### Exercise details
Without the pictures, output the records below word for word.

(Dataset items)
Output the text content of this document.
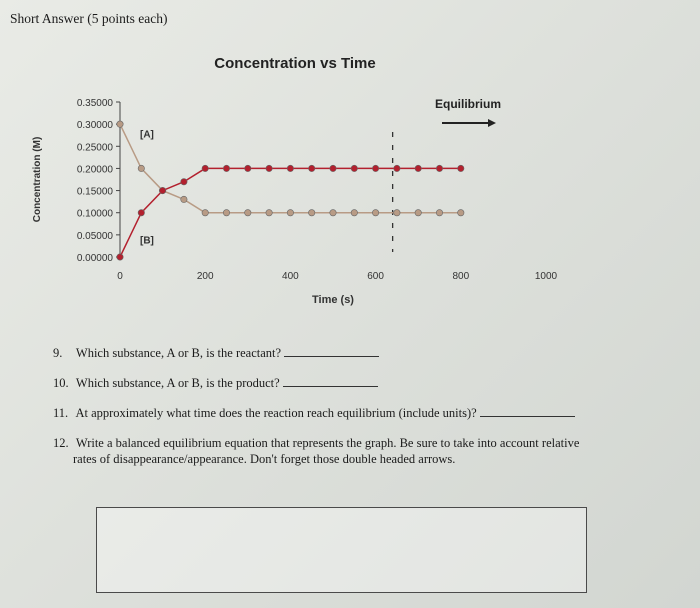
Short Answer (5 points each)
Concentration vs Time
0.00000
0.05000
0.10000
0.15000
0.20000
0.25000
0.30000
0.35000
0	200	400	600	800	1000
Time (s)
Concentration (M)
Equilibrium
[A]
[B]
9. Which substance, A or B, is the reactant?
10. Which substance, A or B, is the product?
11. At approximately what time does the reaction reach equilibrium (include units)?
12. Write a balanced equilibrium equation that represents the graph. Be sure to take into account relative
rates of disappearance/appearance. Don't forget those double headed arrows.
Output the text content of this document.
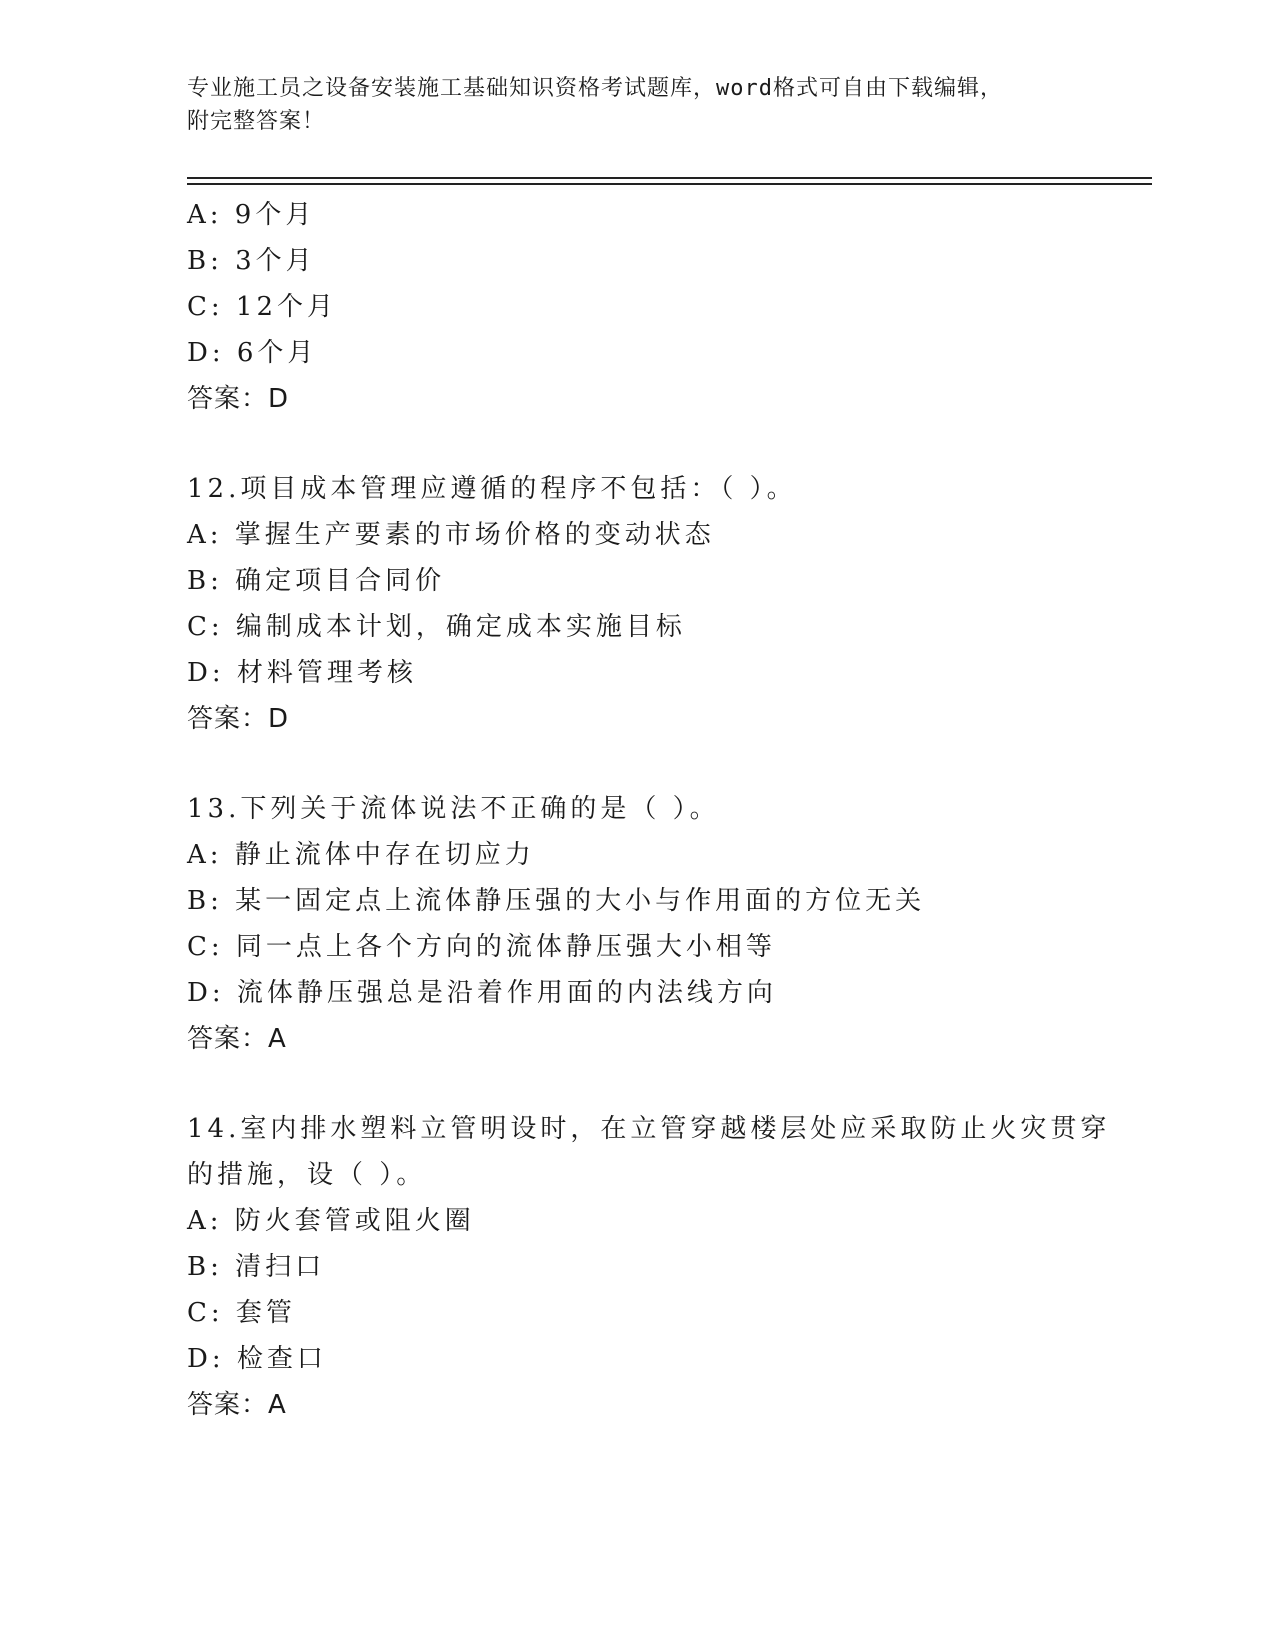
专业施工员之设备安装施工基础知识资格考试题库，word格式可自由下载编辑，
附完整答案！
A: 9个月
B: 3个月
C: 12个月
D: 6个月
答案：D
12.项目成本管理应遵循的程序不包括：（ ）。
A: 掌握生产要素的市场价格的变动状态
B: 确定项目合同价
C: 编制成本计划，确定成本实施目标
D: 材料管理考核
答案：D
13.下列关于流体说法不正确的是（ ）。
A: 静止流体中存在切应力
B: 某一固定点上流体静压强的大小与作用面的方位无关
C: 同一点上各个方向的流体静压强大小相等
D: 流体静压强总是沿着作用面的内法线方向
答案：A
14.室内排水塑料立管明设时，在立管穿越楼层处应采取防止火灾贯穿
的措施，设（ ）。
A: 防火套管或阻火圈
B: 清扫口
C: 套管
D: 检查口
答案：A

### In response
Output the text content of this document.
Short Answer (5 points each)
Concentration vs Time
0.00000
0.05000
0.10000
0.15000
0.20000
0.25000
0.30000
0.35000
0	200	400	600	800	1000
Time (s)
Concentration (M)
Equilibrium
[A]
[B]
9. Which substance, A or B, is the reactant?
10. Which substance, A or B, is the product?
11. At approximately what time does the reaction reach equilibrium (include units)?
12. Write a balanced equilibrium equation that represents the graph. Be sure to take into account relative
rates of disappearance/appearance. Don't forget those double headed arrows.
Output the text content of this document.
专业施工员之设备安装施工基础知识资格考试题库，word格式可自由下载编辑，
附完整答案！
A: 9个月
B: 3个月
C: 12个月
D: 6个月
答案：D
12.项目成本管理应遵循的程序不包括：（ ）。
A: 掌握生产要素的市场价格的变动状态
B: 确定项目合同价
C: 编制成本计划，确定成本实施目标
D: 材料管理考核
答案：D
13.下列关于流体说法不正确的是（ ）。
A: 静止流体中存在切应力
B: 某一固定点上流体静压强的大小与作用面的方位无关
C: 同一点上各个方向的流体静压强大小相等
D: 流体静压强总是沿着作用面的内法线方向
答案：A
14.室内排水塑料立管明设时，在立管穿越楼层处应采取防止火灾贯穿
的措施，设（ ）。
A: 防火套管或阻火圈
B: 清扫口
C: 套管
D: 检查口
答案：A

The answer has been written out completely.